- [Given task] Count the lines in the records below that contain the word "data", and reply with only that number.

====== Extracted material

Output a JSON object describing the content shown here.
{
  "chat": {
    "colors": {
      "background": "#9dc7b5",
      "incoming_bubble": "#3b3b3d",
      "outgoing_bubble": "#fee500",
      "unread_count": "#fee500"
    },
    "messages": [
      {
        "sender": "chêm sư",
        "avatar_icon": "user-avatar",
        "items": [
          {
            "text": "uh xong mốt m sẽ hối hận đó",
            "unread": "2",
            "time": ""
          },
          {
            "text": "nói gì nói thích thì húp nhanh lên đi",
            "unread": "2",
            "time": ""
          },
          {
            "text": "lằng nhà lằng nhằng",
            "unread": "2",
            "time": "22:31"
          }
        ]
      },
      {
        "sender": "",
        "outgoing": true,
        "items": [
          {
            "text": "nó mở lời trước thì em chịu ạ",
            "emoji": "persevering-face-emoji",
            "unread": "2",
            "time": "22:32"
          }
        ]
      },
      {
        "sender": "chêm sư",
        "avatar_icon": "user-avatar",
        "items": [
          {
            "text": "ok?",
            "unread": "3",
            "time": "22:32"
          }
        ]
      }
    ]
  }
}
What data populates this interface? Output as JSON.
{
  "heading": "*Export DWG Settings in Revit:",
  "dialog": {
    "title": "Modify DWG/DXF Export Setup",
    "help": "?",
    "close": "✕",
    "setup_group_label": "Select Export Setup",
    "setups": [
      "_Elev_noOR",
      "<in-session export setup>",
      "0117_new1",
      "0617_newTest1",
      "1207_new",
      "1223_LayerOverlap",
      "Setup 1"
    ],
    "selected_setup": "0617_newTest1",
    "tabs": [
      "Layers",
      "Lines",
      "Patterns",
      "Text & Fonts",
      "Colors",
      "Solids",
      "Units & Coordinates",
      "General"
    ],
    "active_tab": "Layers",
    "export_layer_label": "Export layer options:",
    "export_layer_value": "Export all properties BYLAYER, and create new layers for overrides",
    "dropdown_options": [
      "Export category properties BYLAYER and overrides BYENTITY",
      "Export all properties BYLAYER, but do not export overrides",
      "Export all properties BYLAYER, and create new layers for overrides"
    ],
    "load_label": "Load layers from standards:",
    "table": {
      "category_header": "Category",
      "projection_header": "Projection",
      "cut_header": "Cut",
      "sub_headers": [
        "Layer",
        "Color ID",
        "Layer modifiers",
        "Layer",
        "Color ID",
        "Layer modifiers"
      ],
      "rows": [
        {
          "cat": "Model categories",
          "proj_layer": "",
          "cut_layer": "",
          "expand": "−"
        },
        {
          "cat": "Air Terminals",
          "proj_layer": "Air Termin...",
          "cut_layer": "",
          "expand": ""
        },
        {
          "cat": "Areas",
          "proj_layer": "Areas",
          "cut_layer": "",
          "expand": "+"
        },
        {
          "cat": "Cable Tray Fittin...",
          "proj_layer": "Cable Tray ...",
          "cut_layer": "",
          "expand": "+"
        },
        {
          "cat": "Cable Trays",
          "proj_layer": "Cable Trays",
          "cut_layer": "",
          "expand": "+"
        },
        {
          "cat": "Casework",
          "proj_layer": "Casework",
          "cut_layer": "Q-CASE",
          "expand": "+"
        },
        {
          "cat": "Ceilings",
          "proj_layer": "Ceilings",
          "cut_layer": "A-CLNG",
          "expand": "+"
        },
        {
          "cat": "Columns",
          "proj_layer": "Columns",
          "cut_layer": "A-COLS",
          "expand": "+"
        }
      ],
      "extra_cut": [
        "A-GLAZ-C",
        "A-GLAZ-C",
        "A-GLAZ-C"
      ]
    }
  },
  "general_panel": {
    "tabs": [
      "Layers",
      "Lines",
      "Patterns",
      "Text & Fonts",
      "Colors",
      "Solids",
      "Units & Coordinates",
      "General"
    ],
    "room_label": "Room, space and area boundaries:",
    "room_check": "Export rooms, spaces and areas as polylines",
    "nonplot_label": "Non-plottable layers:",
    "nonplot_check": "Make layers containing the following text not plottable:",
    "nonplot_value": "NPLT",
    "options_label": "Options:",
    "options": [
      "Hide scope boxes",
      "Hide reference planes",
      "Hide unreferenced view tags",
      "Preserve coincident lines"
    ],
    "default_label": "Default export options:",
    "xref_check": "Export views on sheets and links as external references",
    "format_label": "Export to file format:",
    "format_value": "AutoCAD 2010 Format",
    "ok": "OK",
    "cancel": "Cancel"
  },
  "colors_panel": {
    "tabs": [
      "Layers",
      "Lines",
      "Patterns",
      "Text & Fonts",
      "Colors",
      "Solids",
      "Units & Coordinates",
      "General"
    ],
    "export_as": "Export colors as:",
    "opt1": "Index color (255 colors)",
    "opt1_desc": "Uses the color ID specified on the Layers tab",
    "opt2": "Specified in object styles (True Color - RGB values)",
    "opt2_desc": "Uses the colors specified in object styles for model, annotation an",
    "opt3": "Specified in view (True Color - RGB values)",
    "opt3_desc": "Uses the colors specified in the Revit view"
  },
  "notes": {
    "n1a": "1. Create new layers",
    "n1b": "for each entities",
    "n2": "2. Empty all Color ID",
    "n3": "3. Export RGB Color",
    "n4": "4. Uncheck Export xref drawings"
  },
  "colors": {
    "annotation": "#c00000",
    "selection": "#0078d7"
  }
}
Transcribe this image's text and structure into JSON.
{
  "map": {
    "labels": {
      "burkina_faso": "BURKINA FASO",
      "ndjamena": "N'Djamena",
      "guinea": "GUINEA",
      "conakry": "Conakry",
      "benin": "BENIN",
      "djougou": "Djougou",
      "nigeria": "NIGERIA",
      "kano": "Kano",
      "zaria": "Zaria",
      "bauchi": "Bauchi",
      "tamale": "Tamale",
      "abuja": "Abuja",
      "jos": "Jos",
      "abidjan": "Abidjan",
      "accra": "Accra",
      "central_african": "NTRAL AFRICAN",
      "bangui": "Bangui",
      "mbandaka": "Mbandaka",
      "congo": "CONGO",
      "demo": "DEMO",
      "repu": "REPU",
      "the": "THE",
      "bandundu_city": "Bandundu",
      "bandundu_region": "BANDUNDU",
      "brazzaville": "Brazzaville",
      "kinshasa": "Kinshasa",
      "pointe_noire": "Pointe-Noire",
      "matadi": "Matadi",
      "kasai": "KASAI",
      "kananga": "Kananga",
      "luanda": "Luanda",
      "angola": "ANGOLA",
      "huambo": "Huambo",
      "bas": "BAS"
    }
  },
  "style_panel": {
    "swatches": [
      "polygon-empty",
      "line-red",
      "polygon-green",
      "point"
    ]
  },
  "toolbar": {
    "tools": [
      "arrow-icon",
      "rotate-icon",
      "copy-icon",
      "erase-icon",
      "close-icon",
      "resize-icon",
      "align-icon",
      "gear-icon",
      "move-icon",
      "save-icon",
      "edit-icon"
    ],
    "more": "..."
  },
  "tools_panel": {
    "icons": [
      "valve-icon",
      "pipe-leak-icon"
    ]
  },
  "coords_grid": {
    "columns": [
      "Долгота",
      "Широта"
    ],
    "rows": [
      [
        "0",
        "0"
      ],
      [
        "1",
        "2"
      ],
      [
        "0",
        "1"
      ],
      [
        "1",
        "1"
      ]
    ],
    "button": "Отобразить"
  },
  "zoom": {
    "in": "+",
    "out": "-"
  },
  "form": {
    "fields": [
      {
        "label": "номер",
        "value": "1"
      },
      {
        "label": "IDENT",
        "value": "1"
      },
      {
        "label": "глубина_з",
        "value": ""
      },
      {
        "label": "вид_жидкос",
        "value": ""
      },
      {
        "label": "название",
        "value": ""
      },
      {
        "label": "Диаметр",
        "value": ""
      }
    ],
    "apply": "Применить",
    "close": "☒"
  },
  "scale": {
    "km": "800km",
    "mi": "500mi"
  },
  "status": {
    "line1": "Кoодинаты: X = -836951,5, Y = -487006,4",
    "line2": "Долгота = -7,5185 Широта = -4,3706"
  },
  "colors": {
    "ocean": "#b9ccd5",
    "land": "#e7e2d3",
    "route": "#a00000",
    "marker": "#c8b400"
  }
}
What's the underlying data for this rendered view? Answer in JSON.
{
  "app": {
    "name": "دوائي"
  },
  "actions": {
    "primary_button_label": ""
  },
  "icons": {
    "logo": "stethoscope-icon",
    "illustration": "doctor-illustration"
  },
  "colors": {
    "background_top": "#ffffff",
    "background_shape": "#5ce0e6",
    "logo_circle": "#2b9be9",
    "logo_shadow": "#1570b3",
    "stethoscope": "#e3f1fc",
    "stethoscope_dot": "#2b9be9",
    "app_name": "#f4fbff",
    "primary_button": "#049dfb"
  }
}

============

- [Expected answer] 2